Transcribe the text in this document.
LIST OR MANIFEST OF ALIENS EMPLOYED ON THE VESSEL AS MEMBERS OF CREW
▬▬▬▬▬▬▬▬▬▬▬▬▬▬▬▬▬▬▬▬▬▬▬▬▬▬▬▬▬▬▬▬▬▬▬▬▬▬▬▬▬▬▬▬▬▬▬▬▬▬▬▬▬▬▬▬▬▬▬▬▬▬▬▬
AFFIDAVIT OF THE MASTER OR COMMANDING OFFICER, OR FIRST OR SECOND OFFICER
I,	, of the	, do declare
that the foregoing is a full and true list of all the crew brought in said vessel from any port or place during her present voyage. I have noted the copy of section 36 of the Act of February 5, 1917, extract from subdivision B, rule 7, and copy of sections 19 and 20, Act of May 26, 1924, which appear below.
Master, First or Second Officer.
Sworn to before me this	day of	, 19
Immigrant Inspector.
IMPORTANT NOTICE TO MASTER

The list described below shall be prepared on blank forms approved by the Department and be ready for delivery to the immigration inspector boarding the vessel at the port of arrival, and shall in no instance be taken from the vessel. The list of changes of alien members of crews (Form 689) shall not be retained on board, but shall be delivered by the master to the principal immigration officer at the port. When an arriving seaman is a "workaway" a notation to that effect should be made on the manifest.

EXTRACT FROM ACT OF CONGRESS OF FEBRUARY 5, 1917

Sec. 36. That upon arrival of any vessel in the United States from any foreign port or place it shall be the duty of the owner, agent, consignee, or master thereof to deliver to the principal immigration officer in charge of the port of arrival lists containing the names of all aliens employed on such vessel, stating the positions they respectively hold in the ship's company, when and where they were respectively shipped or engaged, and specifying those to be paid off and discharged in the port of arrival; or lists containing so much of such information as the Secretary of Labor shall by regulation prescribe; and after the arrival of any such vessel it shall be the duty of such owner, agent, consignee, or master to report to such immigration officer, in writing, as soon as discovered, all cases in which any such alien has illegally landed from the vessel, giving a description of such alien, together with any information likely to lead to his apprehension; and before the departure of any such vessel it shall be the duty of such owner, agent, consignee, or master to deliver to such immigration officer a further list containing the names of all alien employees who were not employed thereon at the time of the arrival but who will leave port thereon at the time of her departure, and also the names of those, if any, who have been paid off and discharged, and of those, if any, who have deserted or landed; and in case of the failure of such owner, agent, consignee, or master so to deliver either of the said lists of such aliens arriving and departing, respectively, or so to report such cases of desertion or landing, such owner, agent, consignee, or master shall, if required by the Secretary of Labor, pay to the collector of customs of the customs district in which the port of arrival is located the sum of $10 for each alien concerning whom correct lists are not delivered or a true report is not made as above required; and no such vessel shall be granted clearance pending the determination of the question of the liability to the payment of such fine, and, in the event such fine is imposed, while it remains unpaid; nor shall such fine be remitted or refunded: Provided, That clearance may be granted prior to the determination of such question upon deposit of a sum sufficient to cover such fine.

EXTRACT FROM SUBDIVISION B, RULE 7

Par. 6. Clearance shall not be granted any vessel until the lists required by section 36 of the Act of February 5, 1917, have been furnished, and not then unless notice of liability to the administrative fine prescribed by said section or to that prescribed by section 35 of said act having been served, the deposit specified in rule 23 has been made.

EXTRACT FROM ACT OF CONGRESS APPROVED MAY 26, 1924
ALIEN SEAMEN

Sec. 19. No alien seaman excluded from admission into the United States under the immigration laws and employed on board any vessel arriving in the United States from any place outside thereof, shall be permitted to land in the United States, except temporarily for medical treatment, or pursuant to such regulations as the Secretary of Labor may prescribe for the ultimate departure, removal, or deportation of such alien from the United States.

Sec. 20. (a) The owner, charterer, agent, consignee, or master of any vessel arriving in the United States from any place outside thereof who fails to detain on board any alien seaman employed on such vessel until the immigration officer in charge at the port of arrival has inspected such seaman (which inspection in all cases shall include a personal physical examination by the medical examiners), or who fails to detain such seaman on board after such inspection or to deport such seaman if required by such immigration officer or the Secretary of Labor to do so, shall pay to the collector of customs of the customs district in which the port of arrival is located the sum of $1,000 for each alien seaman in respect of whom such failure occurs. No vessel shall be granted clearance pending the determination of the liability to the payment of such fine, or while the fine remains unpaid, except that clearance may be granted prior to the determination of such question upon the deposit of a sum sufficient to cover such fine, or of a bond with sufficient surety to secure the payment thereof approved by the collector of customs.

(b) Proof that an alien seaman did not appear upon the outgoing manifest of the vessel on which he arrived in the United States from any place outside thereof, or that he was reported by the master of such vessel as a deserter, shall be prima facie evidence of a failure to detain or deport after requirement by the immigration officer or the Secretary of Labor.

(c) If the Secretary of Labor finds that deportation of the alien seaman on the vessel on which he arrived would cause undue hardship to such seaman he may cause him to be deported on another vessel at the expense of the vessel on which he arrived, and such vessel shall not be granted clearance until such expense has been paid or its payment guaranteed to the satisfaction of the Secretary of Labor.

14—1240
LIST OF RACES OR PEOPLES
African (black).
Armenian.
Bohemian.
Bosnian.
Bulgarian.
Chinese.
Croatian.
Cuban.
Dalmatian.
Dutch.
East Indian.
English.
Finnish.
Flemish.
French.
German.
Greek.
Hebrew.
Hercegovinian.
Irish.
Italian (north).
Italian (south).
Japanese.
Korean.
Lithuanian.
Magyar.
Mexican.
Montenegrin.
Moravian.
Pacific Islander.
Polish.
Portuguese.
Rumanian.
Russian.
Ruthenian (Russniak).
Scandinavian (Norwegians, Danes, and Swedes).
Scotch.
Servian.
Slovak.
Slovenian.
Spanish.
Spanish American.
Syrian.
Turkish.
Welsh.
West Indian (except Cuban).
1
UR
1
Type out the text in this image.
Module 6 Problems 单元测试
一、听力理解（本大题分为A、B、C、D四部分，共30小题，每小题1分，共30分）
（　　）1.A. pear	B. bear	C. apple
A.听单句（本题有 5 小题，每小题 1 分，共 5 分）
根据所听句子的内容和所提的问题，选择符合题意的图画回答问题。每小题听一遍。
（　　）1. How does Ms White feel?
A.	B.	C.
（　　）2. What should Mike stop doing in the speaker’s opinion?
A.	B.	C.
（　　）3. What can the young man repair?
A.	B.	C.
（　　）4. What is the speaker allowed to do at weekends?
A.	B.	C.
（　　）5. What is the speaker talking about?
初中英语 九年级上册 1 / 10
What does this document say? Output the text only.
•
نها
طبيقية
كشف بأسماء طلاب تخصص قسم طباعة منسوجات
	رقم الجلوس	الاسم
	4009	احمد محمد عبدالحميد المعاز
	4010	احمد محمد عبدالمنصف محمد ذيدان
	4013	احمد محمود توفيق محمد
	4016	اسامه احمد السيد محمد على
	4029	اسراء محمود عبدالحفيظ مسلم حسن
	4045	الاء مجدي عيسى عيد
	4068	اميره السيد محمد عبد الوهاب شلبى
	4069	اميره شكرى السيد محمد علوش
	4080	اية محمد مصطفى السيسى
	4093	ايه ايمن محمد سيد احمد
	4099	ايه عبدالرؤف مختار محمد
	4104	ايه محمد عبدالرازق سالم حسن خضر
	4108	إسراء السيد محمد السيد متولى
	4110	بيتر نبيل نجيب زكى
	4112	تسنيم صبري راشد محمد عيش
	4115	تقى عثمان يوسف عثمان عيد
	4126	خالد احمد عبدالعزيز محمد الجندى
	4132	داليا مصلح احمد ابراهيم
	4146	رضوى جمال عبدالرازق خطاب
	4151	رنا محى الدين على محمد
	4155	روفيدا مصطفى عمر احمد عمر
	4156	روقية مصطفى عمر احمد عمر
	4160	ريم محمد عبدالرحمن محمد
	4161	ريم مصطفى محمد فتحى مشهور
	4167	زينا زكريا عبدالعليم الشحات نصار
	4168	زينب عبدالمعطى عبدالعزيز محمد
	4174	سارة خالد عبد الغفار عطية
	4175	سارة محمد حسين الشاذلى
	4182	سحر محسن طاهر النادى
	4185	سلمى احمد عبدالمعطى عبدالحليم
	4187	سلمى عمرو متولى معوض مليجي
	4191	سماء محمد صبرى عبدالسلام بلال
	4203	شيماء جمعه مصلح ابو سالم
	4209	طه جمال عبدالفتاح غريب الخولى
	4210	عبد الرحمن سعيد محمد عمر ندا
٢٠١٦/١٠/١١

++++++++++++++++++++

• [TO BE DONE]
Give the count of lines holding the word "عبدالمعطى" and nothing more.

• [SOLUTION TO THIS PROBLEM]
2